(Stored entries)
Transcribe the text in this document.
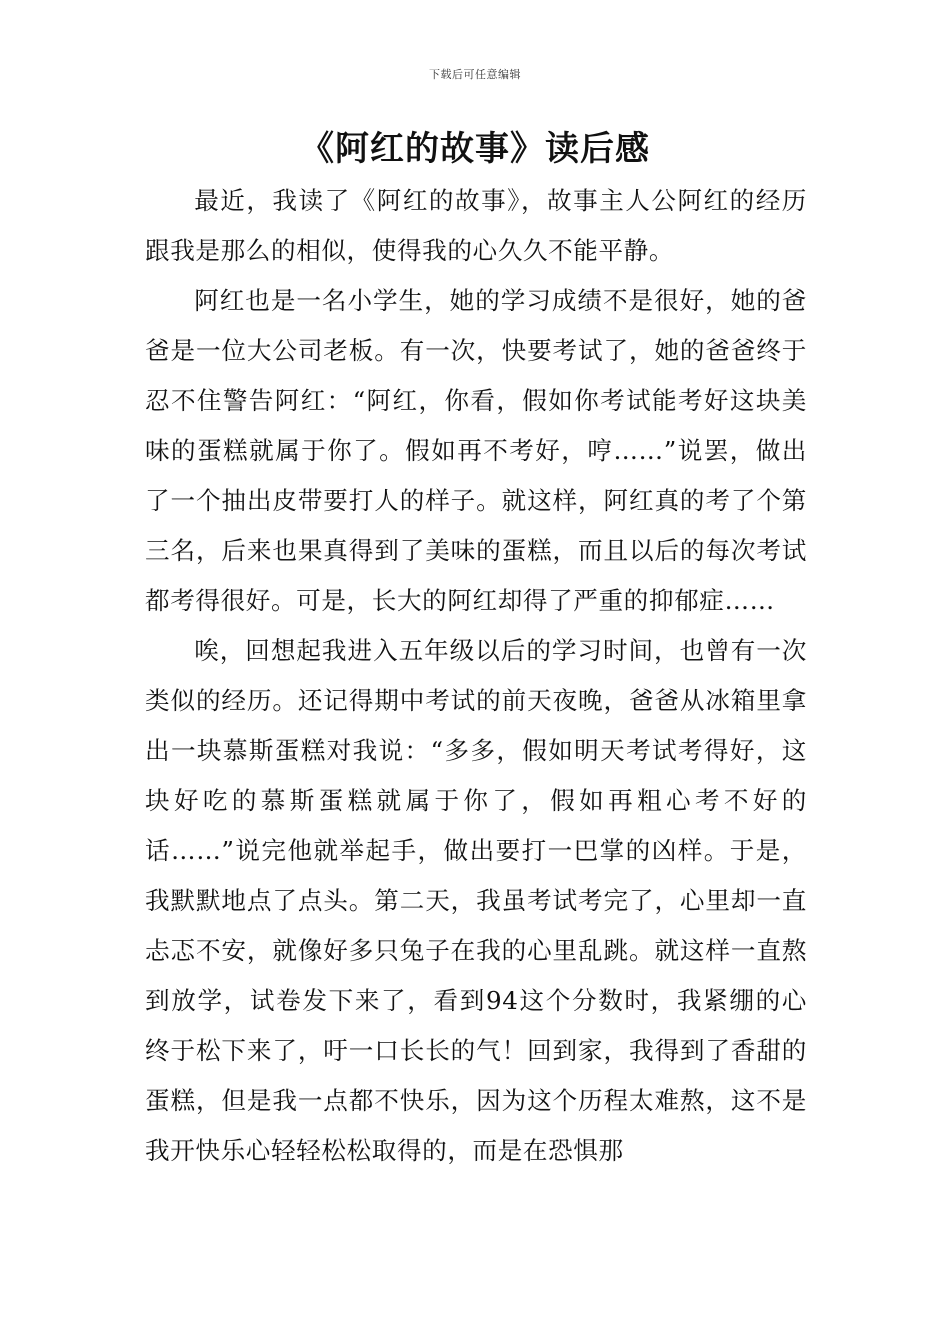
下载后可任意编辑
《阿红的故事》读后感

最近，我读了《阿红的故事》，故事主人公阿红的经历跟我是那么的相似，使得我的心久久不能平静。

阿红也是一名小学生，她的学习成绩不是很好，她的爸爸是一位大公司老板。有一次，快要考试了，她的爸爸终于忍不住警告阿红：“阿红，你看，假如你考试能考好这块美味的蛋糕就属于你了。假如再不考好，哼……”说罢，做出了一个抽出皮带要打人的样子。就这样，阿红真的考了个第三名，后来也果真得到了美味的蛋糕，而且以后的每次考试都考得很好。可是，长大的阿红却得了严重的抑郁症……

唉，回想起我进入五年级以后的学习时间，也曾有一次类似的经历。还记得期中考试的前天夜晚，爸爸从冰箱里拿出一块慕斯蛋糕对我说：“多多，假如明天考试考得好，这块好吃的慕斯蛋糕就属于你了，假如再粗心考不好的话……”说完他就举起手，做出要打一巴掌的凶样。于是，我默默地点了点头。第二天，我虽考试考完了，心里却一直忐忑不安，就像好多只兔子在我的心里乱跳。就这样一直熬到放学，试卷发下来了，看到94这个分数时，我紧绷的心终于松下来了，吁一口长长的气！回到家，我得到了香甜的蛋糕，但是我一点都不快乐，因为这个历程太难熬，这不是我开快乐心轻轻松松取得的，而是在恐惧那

Work required: Take the data above and repeat it exactly, leaving each picture out.

Reply to the exercise:
Transcribe the text in this document.
下载后可任意编辑
《阿红的故事》读后感

最近，我读了《阿红的故事》，故事主人公阿红的经历跟我是那么的相似，使得我的心久久不能平静。

阿红也是一名小学生，她的学习成绩不是很好，她的爸爸是一位大公司老板。有一次，快要考试了，她的爸爸终于忍不住警告阿红：“阿红，你看，假如你考试能考好这块美味的蛋糕就属于你了。假如再不考好，哼……”说罢，做出了一个抽出皮带要打人的样子。就这样，阿红真的考了个第三名，后来也果真得到了美味的蛋糕，而且以后的每次考试都考得很好。可是，长大的阿红却得了严重的抑郁症……

唉，回想起我进入五年级以后的学习时间，也曾有一次类似的经历。还记得期中考试的前天夜晚，爸爸从冰箱里拿出一块慕斯蛋糕对我说：“多多，假如明天考试考得好，这块好吃的慕斯蛋糕就属于你了，假如再粗心考不好的话……”说完他就举起手，做出要打一巴掌的凶样。于是，我默默地点了点头。第二天，我虽考试考完了，心里却一直忐忑不安，就像好多只兔子在我的心里乱跳。就这样一直熬到放学，试卷发下来了，看到94这个分数时，我紧绷的心终于松下来了，吁一口长长的气！回到家，我得到了香甜的蛋糕，但是我一点都不快乐，因为这个历程太难熬，这不是我开快乐心轻轻松松取得的，而是在恐惧那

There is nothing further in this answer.